■ **Data entries**:
*****
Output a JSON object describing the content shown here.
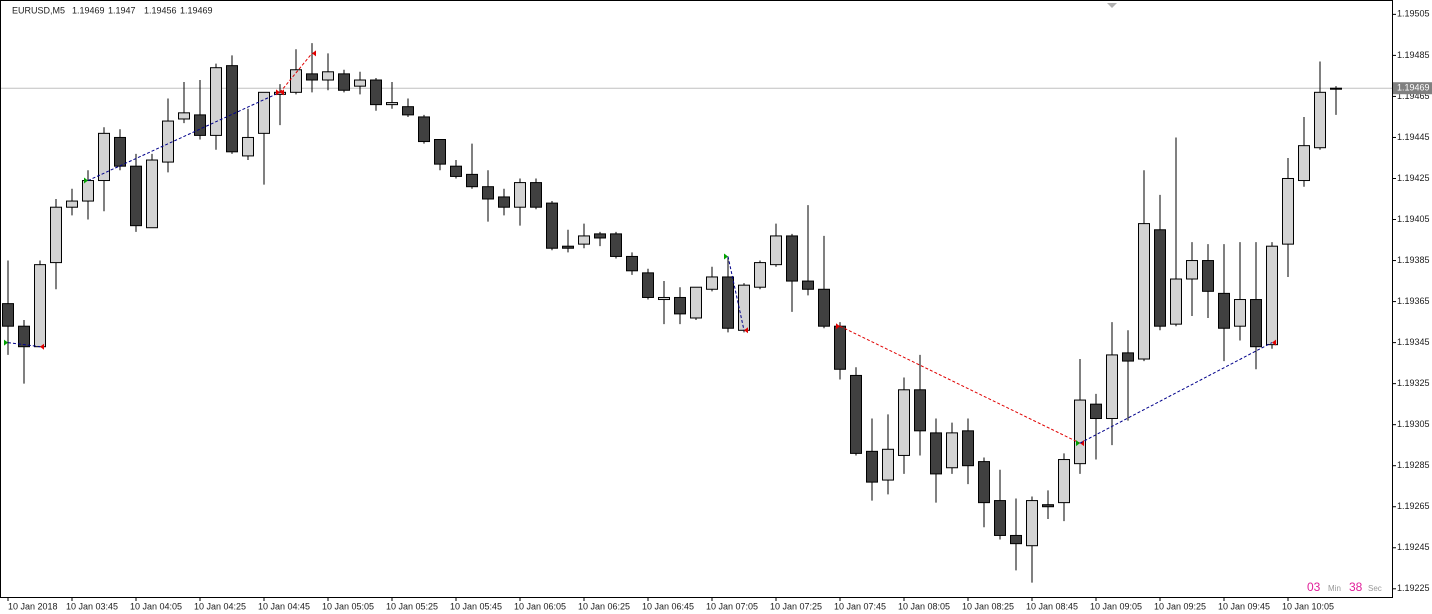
{
  "chart_data": {
    "type": "candlestick",
    "title": "EURUSD,M5",
    "categories": [
      "10 Jan 2018",
      null,
      null,
      null,
      "10 Jan 03:45",
      null,
      null,
      null,
      "10 Jan 04:05",
      null,
      null,
      null,
      "10 Jan 04:25",
      null,
      null,
      null,
      "10 Jan 04:45",
      null,
      null,
      null,
      "10 Jan 05:05",
      null,
      null,
      null,
      "10 Jan 05:25",
      null,
      null,
      null,
      "10 Jan 05:45",
      null,
      null,
      null,
      "10 Jan 06:05",
      null,
      null,
      null,
      "10 Jan 06:25",
      null,
      null,
      null,
      "10 Jan 06:45",
      null,
      null,
      null,
      "10 Jan 07:05",
      null,
      null,
      null,
      "10 Jan 07:25",
      null,
      null,
      null,
      "10 Jan 07:45",
      null,
      null,
      null,
      "10 Jan 08:05",
      null,
      null,
      null,
      "10 Jan 08:25",
      null,
      null,
      null,
      "10 Jan 08:45",
      null,
      null,
      null,
      "10 Jan 09:05",
      null,
      null,
      null,
      "10 Jan 09:25",
      null,
      null,
      null,
      "10 Jan 09:45",
      null,
      null,
      null,
      "10 Jan 10:05",
      null,
      null,
      null
    ],
    "open": [
      1.19364,
      1.19353,
      1.19343,
      1.19384,
      1.19411,
      1.19414,
      1.19424,
      1.19445,
      1.19431,
      1.19401,
      1.19433,
      1.19454,
      1.19456,
      1.19446,
      1.1948,
      1.19436,
      1.19447,
      1.19466,
      1.19467,
      1.19476,
      1.19473,
      1.19476,
      1.1947,
      1.19473,
      1.19461,
      1.1946,
      1.19455,
      1.19444,
      1.19431,
      1.19427,
      1.19421,
      1.19416,
      1.19411,
      1.19423,
      1.19413,
      1.19392,
      1.19393,
      1.19398,
      1.19398,
      1.19387,
      1.19379,
      1.19366,
      1.19367,
      1.19357,
      1.19371,
      1.19377,
      1.19351,
      1.19372,
      1.19383,
      1.19397,
      1.19375,
      1.19371,
      1.19353,
      1.19329,
      1.19292,
      1.19278,
      1.1929,
      1.19322,
      1.19301,
      1.19284,
      1.19302,
      1.19287,
      1.19268,
      1.19251,
      1.19246,
      1.19266,
      1.19267,
      1.19286,
      1.19315,
      1.19308,
      1.1934,
      1.19337,
      1.194,
      1.19354,
      1.19376,
      1.19385,
      1.19369,
      1.19353,
      1.19366,
      1.19344,
      1.19393,
      1.19424,
      1.1944,
      1.19469
    ],
    "high": [
      1.19385,
      1.19356,
      1.19385,
      1.19415,
      1.1942,
      1.19429,
      1.1945,
      1.19449,
      1.19437,
      1.19437,
      1.19464,
      1.19472,
      1.19473,
      1.19481,
      1.19485,
      1.19459,
      1.19467,
      1.19471,
      1.19488,
      1.19491,
      1.19486,
      1.19478,
      1.19477,
      1.19474,
      1.19472,
      1.19464,
      1.19456,
      1.19444,
      1.19434,
      1.19442,
      1.19429,
      1.1942,
      1.19425,
      1.19425,
      1.19414,
      1.194,
      1.19403,
      1.19399,
      1.19399,
      1.19389,
      1.19381,
      1.19375,
      1.19372,
      1.19372,
      1.19382,
      1.19387,
      1.19374,
      1.19385,
      1.19403,
      1.19398,
      1.19412,
      1.19397,
      1.19355,
      1.19333,
      1.19308,
      1.1931,
      1.19328,
      1.19339,
      1.19308,
      1.19306,
      1.19308,
      1.19289,
      1.19283,
      1.19269,
      1.1927,
      1.19273,
      1.19291,
      1.19337,
      1.1932,
      1.19355,
      1.19351,
      1.19429,
      1.19417,
      1.19445,
      1.19394,
      1.19393,
      1.19393,
      1.19394,
      1.19394,
      1.19394,
      1.19435,
      1.19455,
      1.19482,
      1.1947
    ],
    "low": [
      1.19339,
      1.19325,
      1.19343,
      1.19371,
      1.19407,
      1.19405,
      1.19409,
      1.19429,
      1.19399,
      1.19401,
      1.19428,
      1.19452,
      1.19444,
      1.19439,
      1.19437,
      1.19434,
      1.19422,
      1.19451,
      1.19466,
      1.19467,
      1.19468,
      1.19467,
      1.19466,
      1.19458,
      1.19459,
      1.19455,
      1.19442,
      1.19429,
      1.19425,
      1.1942,
      1.19404,
      1.19407,
      1.19402,
      1.1941,
      1.1939,
      1.19389,
      1.19391,
      1.19392,
      1.19386,
      1.19378,
      1.19366,
      1.19354,
      1.19354,
      1.19356,
      1.1937,
      1.1935,
      1.1935,
      1.19371,
      1.19382,
      1.1936,
      1.19368,
      1.19352,
      1.19327,
      1.1929,
      1.19268,
      1.19271,
      1.19281,
      1.1929,
      1.19267,
      1.19281,
      1.19276,
      1.19255,
      1.19249,
      1.19234,
      1.19228,
      1.19259,
      1.19258,
      1.19281,
      1.19288,
      1.19295,
      1.19307,
      1.19336,
      1.19351,
      1.19353,
      1.19358,
      1.19357,
      1.19336,
      1.19346,
      1.19332,
      1.19342,
      1.19377,
      1.19421,
      1.19439,
      1.19456
    ],
    "close": [
      1.19353,
      1.19343,
      1.19383,
      1.19411,
      1.19414,
      1.19424,
      1.19447,
      1.19431,
      1.19402,
      1.19434,
      1.19453,
      1.19457,
      1.19446,
      1.19479,
      1.19438,
      1.19445,
      1.19467,
      1.19467,
      1.19478,
      1.19473,
      1.19477,
      1.19468,
      1.19473,
      1.19461,
      1.19462,
      1.19456,
      1.19443,
      1.19432,
      1.19426,
      1.19421,
      1.19415,
      1.19411,
      1.19423,
      1.19411,
      1.19391,
      1.19391,
      1.19397,
      1.19396,
      1.19387,
      1.1938,
      1.19367,
      1.19367,
      1.19359,
      1.19372,
      1.19377,
      1.19352,
      1.19373,
      1.19384,
      1.19397,
      1.19375,
      1.19371,
      1.19353,
      1.19332,
      1.19291,
      1.19277,
      1.19293,
      1.19322,
      1.19302,
      1.19281,
      1.19301,
      1.19285,
      1.19267,
      1.19251,
      1.19247,
      1.19268,
      1.19265,
      1.19288,
      1.19317,
      1.19308,
      1.19339,
      1.19336,
      1.19403,
      1.19353,
      1.19376,
      1.19385,
      1.1937,
      1.19352,
      1.19366,
      1.19343,
      1.19392,
      1.19425,
      1.19441,
      1.19467,
      1.19469
    ],
    "up_color": "#d3d3d3",
    "down_color": "#404040",
    "ylim": [
      1.19221,
      1.19512
    ],
    "yticks": [
      1.19225,
      1.19245,
      1.19265,
      1.19285,
      1.19305,
      1.19325,
      1.19345,
      1.19365,
      1.19385,
      1.19405,
      1.19425,
      1.19445,
      1.19465,
      1.19485,
      1.19505
    ],
    "current_price": 1.19469,
    "trades": [
      {
        "start_bar": 0,
        "end_bar": 2,
        "open": 1.19345,
        "close": 1.19343,
        "color": "#00008b"
      },
      {
        "start_bar": 5,
        "end_bar": 17,
        "open": 1.19424,
        "close": 1.19467,
        "color": "#00008b"
      },
      {
        "start_bar": 17,
        "end_bar": 19,
        "open": 1.19467,
        "close": 1.19486,
        "color": "#e00000"
      },
      {
        "start_bar": 45,
        "end_bar": 46,
        "open": 1.19387,
        "close": 1.19351,
        "color": "#00008b"
      },
      {
        "start_bar": 52,
        "end_bar": 67,
        "open": 1.19353,
        "close": 1.19296,
        "color": "#e00000"
      },
      {
        "start_bar": 67,
        "end_bar": 79,
        "open": 1.19296,
        "close": 1.19345,
        "color": "#00008b"
      }
    ],
    "timer": {
      "minutes": "03",
      "minutes_label": "Min",
      "seconds": "38",
      "seconds_label": "Sec"
    }
  }
}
*****
■ **Stated task**: Collect every line above that contains the word "open".

■ **Correct output**:
    "open": [
        "open": 1.19345,
        "open": 1.19424,
        "open": 1.19467,
        "open": 1.19387,
        "open": 1.19353,
        "open": 1.19296,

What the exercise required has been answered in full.